-- START --

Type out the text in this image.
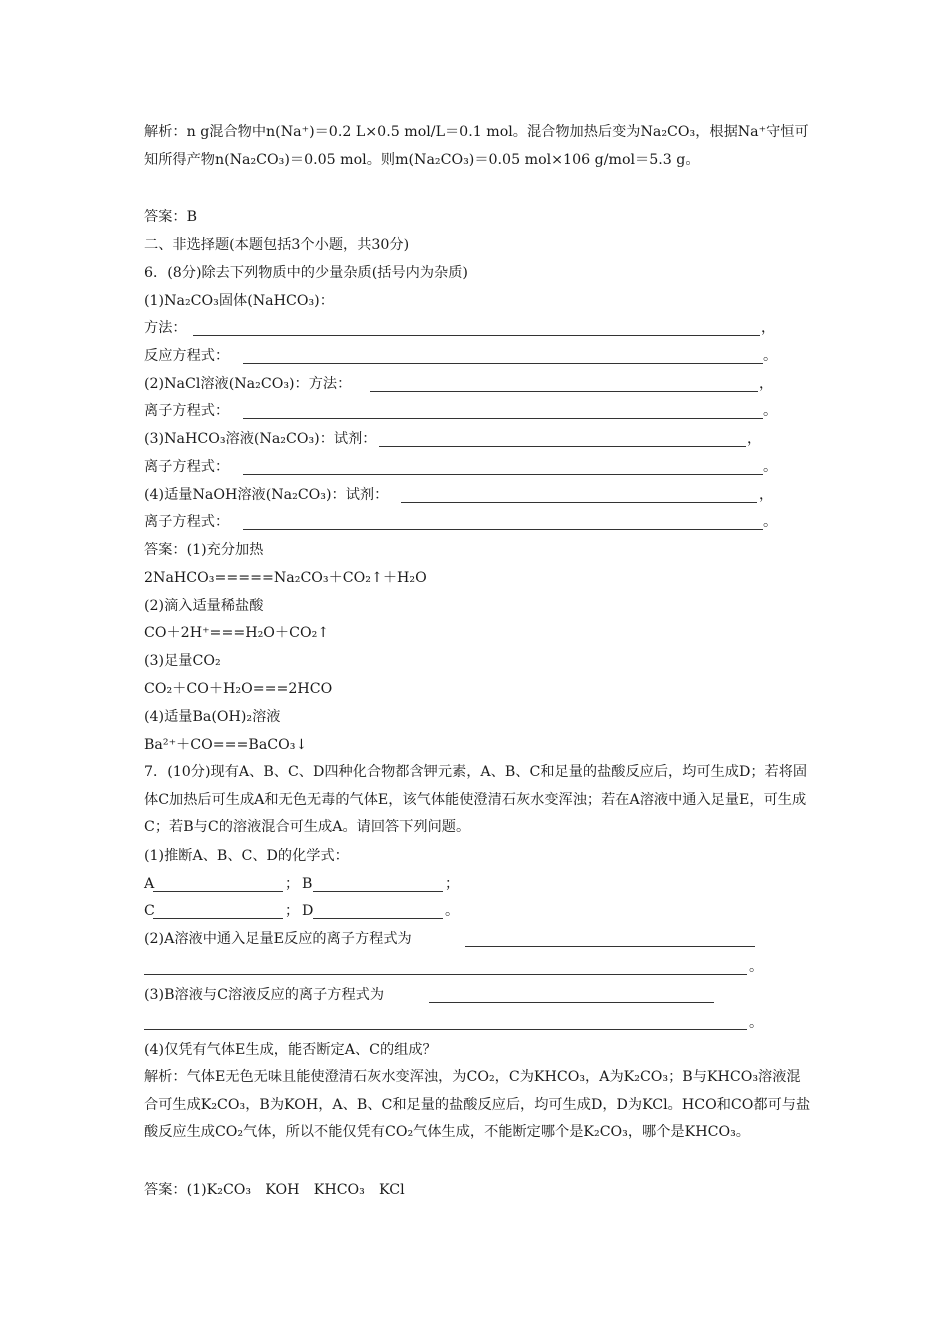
解析：n g混合物中n(Na⁺)＝0.2 L×0.5 mol/L＝0.1 mol。混合物加热后变为Na₂CO₃，根据Na⁺守恒可知所得产物n(Na₂CO₃)＝0.05 mol。则m(Na₂CO₃)＝0.05 mol×106 g/mol＝5.3 g。
答案：B
二、非选择题(本题包括3个小题，共30分)
6．(8分)除去下列物质中的少量杂质(括号内为杂质)
(1)Na₂CO₃固体(NaHCO₃)：
方法：	，
反应方程式：	。
(2)NaCl溶液(Na₂CO₃)：方法：	，
离子方程式：	。
(3)NaHCO₃溶液(Na₂CO₃)：试剂：	，
离子方程式：	。
(4)适量NaOH溶液(Na₂CO₃)：试剂：	，
离子方程式：	。
答案：(1)充分加热
2NaHCO₃=====Na₂CO₃＋CO₂↑＋H₂O
(2)滴入适量稀盐酸
CO＋2H⁺===H₂O＋CO₂↑
(3)足量CO₂
CO₂＋CO＋H₂O===2HCO
(4)适量Ba(OH)₂溶液
Ba²⁺＋CO===BaCO₃↓
7．(10分)现有A、B、C、D四种化合物都含钾元素，A、B、C和足量的盐酸反应后，均可生成D；若将固体C加热后可生成A和无色无毒的气体E，该气体能使澄清石灰水变浑浊；若在A溶液中通入足量E，可生成C；若B与C的溶液混合可生成A。请回答下列问题。
(1)推断A、B、C、D的化学式：
A	； B	；
C	； D	。
(2)A溶液中通入足量E反应的离子方程式为
。
(3)B溶液与C溶液反应的离子方程式为
。
(4)仅凭有气体E生成，能否断定A、C的组成？
解析：气体E无色无味且能使澄清石灰水变浑浊，为CO₂，C为KHCO₃，A为K₂CO₃；B与KHCO₃溶液混合可生成K₂CO₃，B为KOH，A、B、C和足量的盐酸反应后，均可生成D，D为KCl。HCO和CO都可与盐酸反应生成CO₂气体，所以不能仅凭有CO₂气体生成，不能断定哪个是K₂CO₃，哪个是KHCO₃。
答案：(1)K₂CO₃　KOH　KHCO₃　KCl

-- END --

## Given task
Reproduce each record above by retyping it exactly; omit all images.

## Answer
Type out the text in this image.
解析：n g混合物中n(Na⁺)＝0.2 L×0.5 mol/L＝0.1 mol。混合物加热后变为Na₂CO₃，根据Na⁺守恒可知所得产物n(Na₂CO₃)＝0.05 mol。则m(Na₂CO₃)＝0.05 mol×106 g/mol＝5.3 g。
答案：B
二、非选择题(本题包括3个小题，共30分)
6．(8分)除去下列物质中的少量杂质(括号内为杂质)
(1)Na₂CO₃固体(NaHCO₃)：
方法：	，
反应方程式：	。
(2)NaCl溶液(Na₂CO₃)：方法：	，
离子方程式：	。
(3)NaHCO₃溶液(Na₂CO₃)：试剂：	，
离子方程式：	。
(4)适量NaOH溶液(Na₂CO₃)：试剂：	，
离子方程式：	。
答案：(1)充分加热
2NaHCO₃=====Na₂CO₃＋CO₂↑＋H₂O
(2)滴入适量稀盐酸
CO＋2H⁺===H₂O＋CO₂↑
(3)足量CO₂
CO₂＋CO＋H₂O===2HCO
(4)适量Ba(OH)₂溶液
Ba²⁺＋CO===BaCO₃↓
7．(10分)现有A、B、C、D四种化合物都含钾元素，A、B、C和足量的盐酸反应后，均可生成D；若将固体C加热后可生成A和无色无毒的气体E，该气体能使澄清石灰水变浑浊；若在A溶液中通入足量E，可生成C；若B与C的溶液混合可生成A。请回答下列问题。
(1)推断A、B、C、D的化学式：
A	； B	；
C	； D	。
(2)A溶液中通入足量E反应的离子方程式为
。
(3)B溶液与C溶液反应的离子方程式为
。
(4)仅凭有气体E生成，能否断定A、C的组成？
解析：气体E无色无味且能使澄清石灰水变浑浊，为CO₂，C为KHCO₃，A为K₂CO₃；B与KHCO₃溶液混合可生成K₂CO₃，B为KOH，A、B、C和足量的盐酸反应后，均可生成D，D为KCl。HCO和CO都可与盐酸反应生成CO₂气体，所以不能仅凭有CO₂气体生成，不能断定哪个是K₂CO₃，哪个是KHCO₃。
答案：(1)K₂CO₃　KOH　KHCO₃　KCl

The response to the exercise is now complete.